Recorded data
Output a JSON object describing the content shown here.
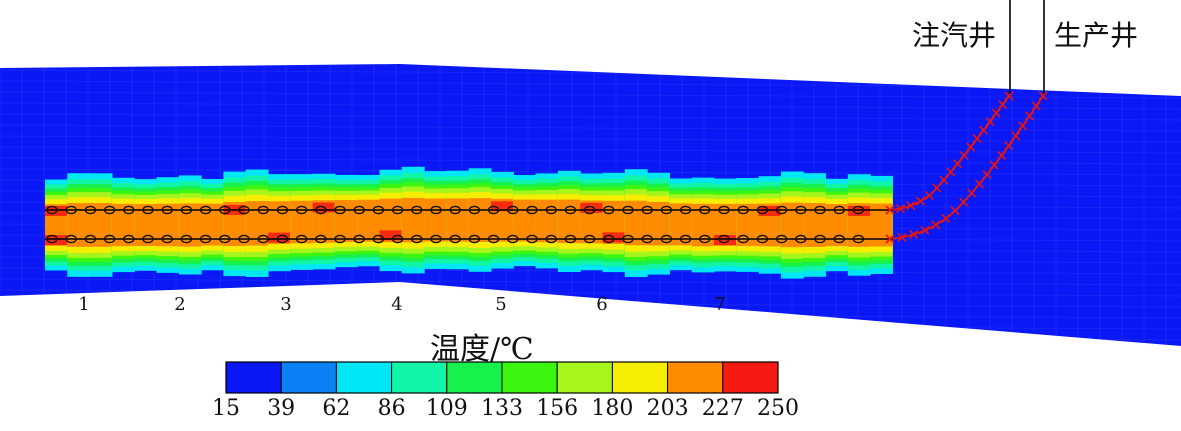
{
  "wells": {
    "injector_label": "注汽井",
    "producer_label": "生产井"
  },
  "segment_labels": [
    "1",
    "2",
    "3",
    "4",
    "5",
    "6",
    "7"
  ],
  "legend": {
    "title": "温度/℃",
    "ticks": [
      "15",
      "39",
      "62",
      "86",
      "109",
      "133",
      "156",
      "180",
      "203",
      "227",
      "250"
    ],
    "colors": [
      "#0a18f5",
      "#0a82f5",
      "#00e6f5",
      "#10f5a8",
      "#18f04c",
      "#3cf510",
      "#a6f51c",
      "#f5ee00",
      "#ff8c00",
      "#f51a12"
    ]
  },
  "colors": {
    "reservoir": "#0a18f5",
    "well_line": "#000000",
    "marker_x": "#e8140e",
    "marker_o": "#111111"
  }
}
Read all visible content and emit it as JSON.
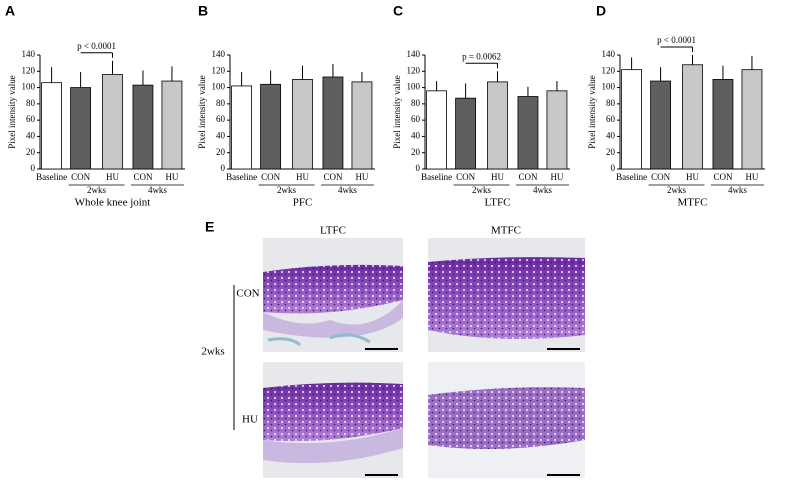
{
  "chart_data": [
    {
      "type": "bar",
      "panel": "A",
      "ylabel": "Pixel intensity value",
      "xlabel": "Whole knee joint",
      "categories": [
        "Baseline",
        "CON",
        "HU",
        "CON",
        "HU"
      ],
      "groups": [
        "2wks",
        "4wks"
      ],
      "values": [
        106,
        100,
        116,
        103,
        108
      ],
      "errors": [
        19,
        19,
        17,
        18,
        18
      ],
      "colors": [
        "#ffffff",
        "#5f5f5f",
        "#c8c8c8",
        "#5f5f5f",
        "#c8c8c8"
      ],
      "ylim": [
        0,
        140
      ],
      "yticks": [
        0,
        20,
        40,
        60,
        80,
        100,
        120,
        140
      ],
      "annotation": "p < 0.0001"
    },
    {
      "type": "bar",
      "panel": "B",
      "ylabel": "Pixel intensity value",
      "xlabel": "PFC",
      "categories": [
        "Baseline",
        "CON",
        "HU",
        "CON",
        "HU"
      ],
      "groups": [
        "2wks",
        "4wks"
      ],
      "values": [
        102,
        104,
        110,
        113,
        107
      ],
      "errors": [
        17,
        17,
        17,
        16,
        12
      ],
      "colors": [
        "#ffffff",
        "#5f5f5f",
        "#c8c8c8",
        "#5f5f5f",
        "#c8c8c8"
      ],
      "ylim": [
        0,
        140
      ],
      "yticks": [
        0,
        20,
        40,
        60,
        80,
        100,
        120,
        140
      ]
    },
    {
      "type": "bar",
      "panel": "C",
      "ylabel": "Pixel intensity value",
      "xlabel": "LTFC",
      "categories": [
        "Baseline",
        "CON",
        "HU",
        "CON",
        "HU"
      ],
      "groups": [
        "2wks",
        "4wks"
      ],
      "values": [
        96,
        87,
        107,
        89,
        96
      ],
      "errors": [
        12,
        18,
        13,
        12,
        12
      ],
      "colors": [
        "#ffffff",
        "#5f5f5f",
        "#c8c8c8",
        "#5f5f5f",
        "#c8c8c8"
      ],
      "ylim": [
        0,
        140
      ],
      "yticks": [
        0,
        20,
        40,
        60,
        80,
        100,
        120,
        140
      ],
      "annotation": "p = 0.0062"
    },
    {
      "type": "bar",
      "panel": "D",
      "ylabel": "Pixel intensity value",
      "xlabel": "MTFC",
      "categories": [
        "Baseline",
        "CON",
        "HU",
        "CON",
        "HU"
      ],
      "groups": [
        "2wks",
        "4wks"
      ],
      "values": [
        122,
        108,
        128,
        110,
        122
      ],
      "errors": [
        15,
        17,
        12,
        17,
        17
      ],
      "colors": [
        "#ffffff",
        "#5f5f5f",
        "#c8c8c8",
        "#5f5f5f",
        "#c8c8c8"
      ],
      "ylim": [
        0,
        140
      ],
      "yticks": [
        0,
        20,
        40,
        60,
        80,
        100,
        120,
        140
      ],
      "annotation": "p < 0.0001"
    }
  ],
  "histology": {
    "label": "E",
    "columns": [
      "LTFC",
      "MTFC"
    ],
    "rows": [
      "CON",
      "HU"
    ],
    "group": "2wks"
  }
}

# [Required work]
In the entries above, find every line holding the word "JSON" and copy it out.

# [Response]
Output a JSON object describing the content shown here.
Read all visible content and emit it as JSON.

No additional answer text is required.